> [Job]:
Below are some records. Pull every line that contains the word "tranh".

> [Data in this exercise]:

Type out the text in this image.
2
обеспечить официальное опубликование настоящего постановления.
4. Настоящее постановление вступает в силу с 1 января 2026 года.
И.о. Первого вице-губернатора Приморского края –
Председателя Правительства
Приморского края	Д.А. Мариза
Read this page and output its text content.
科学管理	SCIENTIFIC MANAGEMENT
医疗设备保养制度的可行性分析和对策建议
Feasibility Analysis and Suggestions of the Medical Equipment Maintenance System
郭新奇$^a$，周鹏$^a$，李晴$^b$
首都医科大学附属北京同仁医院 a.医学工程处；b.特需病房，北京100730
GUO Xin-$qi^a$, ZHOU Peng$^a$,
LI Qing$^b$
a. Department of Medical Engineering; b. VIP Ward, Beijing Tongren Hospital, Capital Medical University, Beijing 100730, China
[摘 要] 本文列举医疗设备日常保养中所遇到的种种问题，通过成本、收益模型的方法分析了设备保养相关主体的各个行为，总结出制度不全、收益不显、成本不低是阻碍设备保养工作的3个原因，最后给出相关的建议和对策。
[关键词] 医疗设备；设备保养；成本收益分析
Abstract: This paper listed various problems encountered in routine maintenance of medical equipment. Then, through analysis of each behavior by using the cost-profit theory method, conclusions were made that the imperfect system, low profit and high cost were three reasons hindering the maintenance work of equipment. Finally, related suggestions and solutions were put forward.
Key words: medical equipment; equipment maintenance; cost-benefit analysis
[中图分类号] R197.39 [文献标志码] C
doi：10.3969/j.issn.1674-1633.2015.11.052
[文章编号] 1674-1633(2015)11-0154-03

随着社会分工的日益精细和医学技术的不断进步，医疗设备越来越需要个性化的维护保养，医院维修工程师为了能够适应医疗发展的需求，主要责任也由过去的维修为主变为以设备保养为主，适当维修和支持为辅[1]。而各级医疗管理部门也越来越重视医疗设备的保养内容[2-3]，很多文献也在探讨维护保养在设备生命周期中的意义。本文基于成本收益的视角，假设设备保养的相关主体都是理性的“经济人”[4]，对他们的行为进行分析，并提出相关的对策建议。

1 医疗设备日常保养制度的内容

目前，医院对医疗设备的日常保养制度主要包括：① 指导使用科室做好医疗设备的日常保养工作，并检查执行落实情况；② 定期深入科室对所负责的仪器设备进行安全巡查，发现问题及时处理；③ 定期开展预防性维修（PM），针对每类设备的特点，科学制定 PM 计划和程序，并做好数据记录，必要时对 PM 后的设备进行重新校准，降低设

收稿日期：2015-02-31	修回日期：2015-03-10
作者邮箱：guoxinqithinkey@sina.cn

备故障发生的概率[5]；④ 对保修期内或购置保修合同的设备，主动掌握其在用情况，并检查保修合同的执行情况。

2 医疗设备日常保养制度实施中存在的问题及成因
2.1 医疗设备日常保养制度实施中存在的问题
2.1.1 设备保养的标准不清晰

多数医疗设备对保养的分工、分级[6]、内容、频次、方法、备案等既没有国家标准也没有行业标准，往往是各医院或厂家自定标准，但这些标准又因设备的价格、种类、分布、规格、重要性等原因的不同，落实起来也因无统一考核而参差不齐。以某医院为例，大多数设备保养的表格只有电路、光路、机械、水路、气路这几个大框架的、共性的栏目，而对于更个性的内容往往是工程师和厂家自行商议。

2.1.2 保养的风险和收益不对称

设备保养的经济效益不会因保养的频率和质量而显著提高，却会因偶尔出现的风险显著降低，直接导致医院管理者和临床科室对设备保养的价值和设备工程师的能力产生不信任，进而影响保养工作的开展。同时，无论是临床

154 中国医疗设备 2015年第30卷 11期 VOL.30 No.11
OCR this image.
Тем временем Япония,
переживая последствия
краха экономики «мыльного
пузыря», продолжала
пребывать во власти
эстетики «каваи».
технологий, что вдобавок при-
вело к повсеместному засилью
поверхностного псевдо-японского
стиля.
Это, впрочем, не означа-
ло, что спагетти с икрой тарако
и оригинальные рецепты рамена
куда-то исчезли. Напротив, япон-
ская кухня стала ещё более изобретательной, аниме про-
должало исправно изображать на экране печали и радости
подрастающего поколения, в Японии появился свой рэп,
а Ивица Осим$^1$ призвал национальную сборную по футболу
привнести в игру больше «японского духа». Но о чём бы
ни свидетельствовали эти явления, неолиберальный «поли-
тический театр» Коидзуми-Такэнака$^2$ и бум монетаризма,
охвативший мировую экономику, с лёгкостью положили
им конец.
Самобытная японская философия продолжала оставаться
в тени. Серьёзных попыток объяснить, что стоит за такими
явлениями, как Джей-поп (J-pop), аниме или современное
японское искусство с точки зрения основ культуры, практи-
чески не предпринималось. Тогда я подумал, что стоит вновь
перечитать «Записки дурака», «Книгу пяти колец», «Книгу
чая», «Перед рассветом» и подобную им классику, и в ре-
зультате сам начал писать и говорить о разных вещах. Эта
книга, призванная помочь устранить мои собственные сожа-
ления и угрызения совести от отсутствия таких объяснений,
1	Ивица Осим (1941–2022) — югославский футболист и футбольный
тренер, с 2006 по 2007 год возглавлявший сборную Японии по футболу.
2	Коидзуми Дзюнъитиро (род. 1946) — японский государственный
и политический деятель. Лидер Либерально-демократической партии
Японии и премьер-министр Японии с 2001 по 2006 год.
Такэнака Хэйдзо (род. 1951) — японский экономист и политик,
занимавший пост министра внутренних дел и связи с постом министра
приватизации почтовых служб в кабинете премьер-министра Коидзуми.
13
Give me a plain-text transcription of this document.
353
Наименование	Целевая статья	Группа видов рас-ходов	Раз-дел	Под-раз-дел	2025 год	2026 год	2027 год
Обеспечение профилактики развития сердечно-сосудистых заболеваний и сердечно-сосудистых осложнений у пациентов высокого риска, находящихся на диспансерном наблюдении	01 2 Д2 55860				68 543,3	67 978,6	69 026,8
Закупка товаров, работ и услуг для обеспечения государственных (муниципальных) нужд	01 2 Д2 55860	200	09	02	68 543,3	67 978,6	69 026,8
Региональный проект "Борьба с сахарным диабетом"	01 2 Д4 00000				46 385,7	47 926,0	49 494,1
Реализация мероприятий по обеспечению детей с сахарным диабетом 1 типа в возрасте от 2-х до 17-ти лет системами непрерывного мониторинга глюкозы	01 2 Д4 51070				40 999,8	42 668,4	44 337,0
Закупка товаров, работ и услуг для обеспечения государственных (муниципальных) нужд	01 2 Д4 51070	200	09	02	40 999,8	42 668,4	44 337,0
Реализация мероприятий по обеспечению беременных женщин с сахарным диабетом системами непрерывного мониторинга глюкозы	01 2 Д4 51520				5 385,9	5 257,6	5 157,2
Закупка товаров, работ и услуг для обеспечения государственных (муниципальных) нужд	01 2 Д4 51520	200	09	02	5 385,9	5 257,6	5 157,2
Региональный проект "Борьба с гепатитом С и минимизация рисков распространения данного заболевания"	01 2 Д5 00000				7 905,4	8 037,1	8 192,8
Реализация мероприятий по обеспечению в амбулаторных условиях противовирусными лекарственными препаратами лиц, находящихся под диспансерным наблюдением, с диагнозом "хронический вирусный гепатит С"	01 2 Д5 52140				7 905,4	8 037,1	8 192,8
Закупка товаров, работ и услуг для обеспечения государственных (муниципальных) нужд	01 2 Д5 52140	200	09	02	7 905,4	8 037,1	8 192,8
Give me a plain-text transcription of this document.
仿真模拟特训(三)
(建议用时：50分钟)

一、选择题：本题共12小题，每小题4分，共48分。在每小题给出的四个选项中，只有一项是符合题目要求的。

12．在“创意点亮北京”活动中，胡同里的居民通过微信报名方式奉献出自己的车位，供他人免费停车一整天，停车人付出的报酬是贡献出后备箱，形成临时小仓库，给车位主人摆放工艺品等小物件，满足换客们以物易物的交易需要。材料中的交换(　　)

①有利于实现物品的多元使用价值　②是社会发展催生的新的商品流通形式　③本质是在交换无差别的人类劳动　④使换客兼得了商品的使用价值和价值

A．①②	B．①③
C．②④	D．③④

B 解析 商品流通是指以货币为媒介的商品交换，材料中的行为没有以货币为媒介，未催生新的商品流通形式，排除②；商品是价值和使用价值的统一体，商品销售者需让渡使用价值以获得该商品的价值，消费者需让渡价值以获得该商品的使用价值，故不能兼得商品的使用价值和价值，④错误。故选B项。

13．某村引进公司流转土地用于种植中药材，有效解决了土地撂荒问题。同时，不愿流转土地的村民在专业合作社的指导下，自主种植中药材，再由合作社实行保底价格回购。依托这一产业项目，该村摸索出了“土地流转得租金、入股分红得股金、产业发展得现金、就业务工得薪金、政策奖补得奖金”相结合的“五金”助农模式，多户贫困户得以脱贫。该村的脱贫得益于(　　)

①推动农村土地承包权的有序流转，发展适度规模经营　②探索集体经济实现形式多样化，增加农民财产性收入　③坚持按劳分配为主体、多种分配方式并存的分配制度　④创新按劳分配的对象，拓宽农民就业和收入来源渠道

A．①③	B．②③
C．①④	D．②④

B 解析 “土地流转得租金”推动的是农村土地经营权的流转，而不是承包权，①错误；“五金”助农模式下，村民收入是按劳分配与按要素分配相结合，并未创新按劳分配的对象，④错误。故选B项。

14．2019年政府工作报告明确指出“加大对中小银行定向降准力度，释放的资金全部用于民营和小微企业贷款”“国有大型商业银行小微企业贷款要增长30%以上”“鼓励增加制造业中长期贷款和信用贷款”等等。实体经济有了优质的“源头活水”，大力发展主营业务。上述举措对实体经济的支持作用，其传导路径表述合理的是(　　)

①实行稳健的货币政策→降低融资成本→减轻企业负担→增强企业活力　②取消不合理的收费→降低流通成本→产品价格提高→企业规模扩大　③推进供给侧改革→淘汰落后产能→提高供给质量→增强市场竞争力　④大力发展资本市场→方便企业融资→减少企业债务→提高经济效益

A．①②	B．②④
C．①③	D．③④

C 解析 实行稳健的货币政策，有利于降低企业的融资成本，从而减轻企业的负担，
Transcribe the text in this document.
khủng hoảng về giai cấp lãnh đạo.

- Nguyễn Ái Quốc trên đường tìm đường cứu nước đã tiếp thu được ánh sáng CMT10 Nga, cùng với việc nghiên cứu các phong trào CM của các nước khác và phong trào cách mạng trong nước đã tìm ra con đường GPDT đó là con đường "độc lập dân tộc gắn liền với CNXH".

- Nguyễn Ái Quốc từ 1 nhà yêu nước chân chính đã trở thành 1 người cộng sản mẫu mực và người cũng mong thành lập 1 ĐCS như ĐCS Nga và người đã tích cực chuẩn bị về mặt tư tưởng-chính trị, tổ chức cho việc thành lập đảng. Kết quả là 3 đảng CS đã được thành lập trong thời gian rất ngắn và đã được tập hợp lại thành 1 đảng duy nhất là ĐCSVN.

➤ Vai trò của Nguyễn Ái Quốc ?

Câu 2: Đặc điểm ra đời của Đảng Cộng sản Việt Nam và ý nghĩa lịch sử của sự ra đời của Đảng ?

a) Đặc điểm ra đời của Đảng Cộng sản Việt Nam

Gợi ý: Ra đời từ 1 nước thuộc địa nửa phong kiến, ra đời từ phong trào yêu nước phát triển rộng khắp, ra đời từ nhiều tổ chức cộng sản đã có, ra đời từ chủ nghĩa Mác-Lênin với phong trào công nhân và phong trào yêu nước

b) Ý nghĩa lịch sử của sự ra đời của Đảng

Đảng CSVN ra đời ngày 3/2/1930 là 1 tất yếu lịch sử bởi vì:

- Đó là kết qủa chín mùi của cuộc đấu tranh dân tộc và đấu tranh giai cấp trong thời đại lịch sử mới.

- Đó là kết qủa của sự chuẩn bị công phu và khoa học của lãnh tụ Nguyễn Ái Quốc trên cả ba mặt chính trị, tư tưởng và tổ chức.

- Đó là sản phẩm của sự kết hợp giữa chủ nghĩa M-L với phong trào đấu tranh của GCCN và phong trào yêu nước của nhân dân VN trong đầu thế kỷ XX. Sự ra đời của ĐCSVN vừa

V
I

> [Full solution]:
- Đó là kết qủa chín mùi của cuộc đấu tranh dân tộc và đấu tranh giai cấp trong thời đại lịch sử mới.
- Đó là sản phẩm của sự kết hợp giữa chủ nghĩa M-L với phong trào đấu tranh của GCCN và phong trào yêu nước của nhân dân VN trong đầu thế kỷ XX. Sự ra đời của ĐCSVN vừa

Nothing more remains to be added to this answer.